▶ [Available records]:
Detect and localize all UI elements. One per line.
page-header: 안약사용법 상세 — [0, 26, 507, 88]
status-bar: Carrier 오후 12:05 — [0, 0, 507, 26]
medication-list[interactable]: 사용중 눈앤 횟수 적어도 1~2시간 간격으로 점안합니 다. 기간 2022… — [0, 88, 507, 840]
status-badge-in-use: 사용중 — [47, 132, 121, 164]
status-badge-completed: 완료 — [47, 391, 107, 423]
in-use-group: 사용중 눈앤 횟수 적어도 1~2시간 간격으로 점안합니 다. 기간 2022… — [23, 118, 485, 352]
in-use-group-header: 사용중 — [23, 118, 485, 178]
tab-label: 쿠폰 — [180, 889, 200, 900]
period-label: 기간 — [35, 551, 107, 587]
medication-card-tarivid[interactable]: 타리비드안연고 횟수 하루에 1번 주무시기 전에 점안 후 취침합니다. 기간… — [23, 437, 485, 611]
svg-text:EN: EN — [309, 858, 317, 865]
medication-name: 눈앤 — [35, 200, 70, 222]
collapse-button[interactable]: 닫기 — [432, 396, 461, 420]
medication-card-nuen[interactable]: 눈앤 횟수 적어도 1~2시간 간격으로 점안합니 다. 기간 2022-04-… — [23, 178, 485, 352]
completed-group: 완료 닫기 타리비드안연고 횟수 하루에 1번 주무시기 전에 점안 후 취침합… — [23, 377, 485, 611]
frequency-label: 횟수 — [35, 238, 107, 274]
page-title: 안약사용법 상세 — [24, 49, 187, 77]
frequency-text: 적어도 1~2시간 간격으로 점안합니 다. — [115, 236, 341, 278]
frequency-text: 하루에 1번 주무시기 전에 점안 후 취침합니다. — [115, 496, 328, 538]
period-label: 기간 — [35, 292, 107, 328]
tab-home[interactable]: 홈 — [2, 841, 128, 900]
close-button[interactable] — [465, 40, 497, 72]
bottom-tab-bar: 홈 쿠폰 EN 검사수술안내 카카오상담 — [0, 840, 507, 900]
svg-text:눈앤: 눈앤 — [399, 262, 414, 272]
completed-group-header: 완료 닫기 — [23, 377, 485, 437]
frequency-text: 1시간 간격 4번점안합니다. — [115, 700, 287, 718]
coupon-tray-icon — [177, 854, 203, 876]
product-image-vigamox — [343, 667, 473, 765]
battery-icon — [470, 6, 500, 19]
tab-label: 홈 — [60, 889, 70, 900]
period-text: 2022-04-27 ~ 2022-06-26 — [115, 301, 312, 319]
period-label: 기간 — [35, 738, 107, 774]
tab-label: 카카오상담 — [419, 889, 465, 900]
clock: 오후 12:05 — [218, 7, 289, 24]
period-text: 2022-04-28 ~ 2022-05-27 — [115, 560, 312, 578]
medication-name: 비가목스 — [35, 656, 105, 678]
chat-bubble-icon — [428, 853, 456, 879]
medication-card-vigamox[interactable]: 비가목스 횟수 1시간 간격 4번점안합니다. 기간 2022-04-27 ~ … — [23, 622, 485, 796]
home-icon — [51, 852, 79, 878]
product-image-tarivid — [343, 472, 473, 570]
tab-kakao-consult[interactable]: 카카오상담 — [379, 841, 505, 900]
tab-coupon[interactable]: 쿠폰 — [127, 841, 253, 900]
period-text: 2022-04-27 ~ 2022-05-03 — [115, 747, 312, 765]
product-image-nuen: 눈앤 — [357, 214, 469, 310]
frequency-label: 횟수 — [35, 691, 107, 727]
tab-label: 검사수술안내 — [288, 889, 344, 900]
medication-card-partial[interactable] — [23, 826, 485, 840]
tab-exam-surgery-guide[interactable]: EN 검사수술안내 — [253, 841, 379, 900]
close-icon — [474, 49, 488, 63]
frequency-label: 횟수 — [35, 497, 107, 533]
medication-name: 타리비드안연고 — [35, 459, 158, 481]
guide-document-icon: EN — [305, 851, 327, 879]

▶ [Task statement]:
Recast the listing, from its first line through the line containing "medication-name: 눈앤 — [35, 200, 70, 222]", inclusive, as a Markdown table with a Row column for the row number and a Listing Line column for the line itself. Leave out any blank lines.

▶ [Output]:
| Row | Listing Line |
|---|---|
| 1 | Detect and localize all UI elements. One per line. |
| 2 | page-header: 안약사용법 상세 — [0, 26, 507, 88] |
| 3 | status-bar: Carrier 오후 12:05 — [0, 0, 507, 26] |
| 4 | medication-list[interactable]: 사용중 눈앤 횟수 적어도 1~2시간 간격으로 점안합니 다. 기간 2022… — [0, 88, 507, 840] |
| 5 | status-badge-in-use: 사용중 — [47, 132, 121, 164] |
| 6 | status-badge-completed: 완료 — [47, 391, 107, 423] |
| 7 | in-use-group: 사용중 눈앤 횟수 적어도 1~2시간 간격으로 점안합니 다. 기간 2022… — [23, 118, 485, 352] |
| 8 | in-use-group-header: 사용중 — [23, 118, 485, 178] |
| 9 | tab-label: 쿠폰 — [180, 889, 200, 900] |
| 10 | period-label: 기간 — [35, 551, 107, 587] |
| 11 | medication-card-tarivid[interactable]: 타리비드안연고 횟수 하루에 1번 주무시기 전에 점안 후 취침합니다. 기간… — [23, 437, 485, 611] |
| 12 | svg-text:EN: EN — [309, 858, 317, 865] |
| 13 | medication-name: 눈앤 — [35, 200, 70, 222] |